The data

>> Start

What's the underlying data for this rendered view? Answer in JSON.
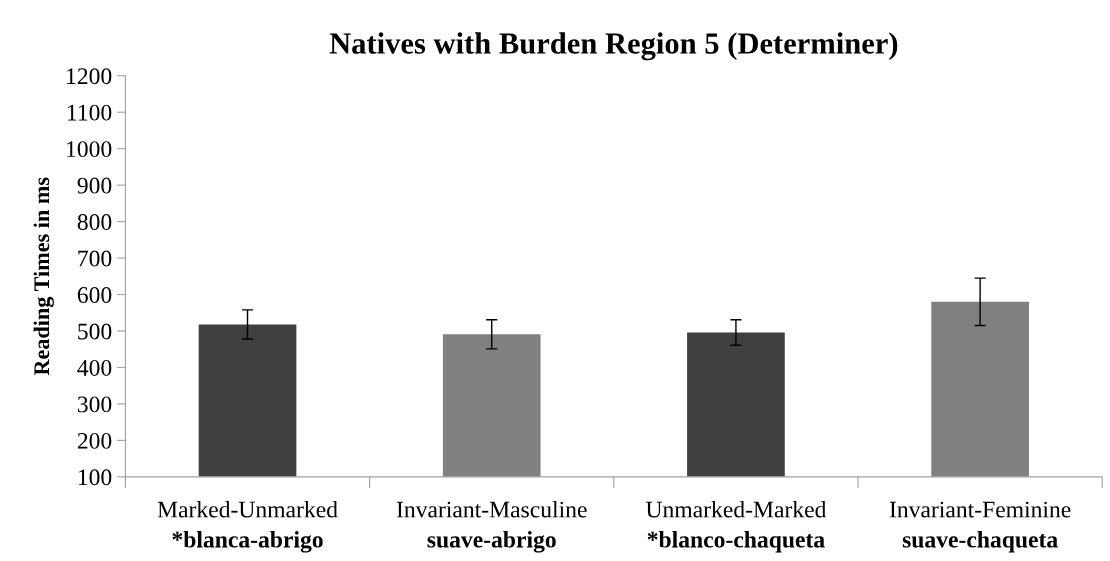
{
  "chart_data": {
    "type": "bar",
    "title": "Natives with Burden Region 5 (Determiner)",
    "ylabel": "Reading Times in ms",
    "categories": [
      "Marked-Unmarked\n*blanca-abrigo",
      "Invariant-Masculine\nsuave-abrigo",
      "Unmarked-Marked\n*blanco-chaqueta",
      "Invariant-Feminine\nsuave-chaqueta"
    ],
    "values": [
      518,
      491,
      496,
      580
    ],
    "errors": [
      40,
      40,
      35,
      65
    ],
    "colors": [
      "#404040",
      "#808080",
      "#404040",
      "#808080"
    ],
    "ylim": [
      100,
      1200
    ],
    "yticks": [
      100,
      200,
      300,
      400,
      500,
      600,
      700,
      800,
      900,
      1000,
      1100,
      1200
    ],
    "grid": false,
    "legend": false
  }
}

>> End
>> Start

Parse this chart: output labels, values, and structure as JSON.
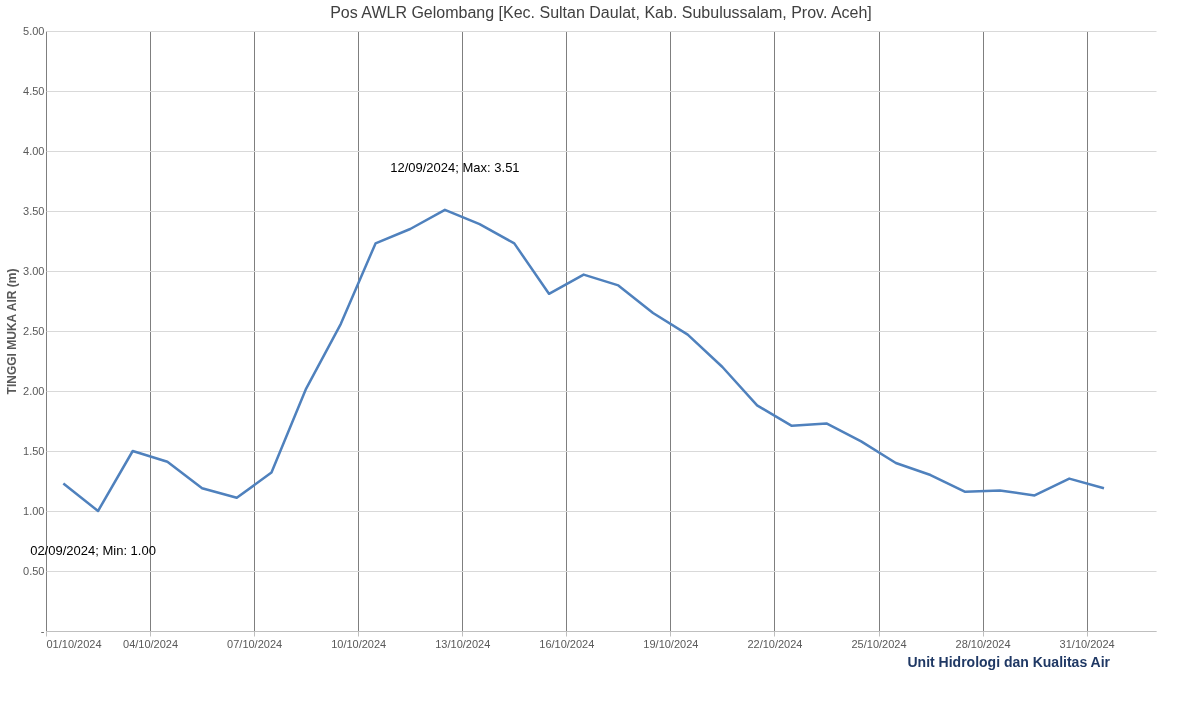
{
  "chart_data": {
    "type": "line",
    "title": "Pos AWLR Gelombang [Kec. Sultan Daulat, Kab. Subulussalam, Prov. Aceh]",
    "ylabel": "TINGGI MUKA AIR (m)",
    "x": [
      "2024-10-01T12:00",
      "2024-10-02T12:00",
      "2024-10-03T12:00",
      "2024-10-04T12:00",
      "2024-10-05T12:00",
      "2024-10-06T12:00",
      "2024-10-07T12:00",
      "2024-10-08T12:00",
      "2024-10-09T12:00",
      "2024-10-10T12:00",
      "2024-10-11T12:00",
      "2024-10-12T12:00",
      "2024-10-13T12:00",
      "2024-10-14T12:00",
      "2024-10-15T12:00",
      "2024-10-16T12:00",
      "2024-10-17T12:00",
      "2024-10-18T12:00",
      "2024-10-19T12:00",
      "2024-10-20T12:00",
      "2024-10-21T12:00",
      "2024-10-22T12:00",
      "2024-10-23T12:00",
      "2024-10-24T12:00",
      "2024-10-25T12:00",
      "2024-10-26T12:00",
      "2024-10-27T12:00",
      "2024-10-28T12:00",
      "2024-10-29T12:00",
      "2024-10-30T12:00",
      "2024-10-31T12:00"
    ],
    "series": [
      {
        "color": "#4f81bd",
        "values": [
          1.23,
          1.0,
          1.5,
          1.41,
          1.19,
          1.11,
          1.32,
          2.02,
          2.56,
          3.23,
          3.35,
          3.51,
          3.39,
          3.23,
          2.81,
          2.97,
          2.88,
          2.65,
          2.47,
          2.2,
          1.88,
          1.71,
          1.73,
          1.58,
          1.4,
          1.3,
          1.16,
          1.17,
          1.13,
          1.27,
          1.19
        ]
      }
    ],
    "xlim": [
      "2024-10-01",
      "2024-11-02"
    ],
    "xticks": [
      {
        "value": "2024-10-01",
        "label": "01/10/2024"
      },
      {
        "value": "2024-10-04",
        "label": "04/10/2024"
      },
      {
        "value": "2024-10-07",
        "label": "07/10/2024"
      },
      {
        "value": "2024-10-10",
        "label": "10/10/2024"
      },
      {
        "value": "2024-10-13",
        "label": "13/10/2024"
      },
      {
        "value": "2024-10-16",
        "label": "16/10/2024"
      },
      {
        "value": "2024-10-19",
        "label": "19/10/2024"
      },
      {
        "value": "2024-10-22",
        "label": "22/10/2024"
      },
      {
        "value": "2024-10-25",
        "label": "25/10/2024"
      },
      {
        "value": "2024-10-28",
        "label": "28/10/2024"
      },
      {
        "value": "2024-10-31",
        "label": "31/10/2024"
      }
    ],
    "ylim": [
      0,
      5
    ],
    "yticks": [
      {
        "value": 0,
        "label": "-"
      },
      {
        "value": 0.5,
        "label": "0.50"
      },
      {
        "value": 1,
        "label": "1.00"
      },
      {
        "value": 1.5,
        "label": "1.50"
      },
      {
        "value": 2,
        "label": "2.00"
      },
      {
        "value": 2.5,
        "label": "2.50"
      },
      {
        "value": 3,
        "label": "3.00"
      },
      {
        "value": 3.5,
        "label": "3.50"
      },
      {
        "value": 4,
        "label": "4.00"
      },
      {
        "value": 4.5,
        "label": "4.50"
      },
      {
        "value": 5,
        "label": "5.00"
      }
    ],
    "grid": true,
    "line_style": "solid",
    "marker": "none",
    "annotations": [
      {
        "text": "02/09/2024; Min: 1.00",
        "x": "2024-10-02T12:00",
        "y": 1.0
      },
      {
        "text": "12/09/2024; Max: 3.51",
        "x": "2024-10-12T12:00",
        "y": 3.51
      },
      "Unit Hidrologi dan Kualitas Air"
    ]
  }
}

>> End

Task description
The answer must consist solely of the number of lines in the entries that contain the word "this".

Response to the task
2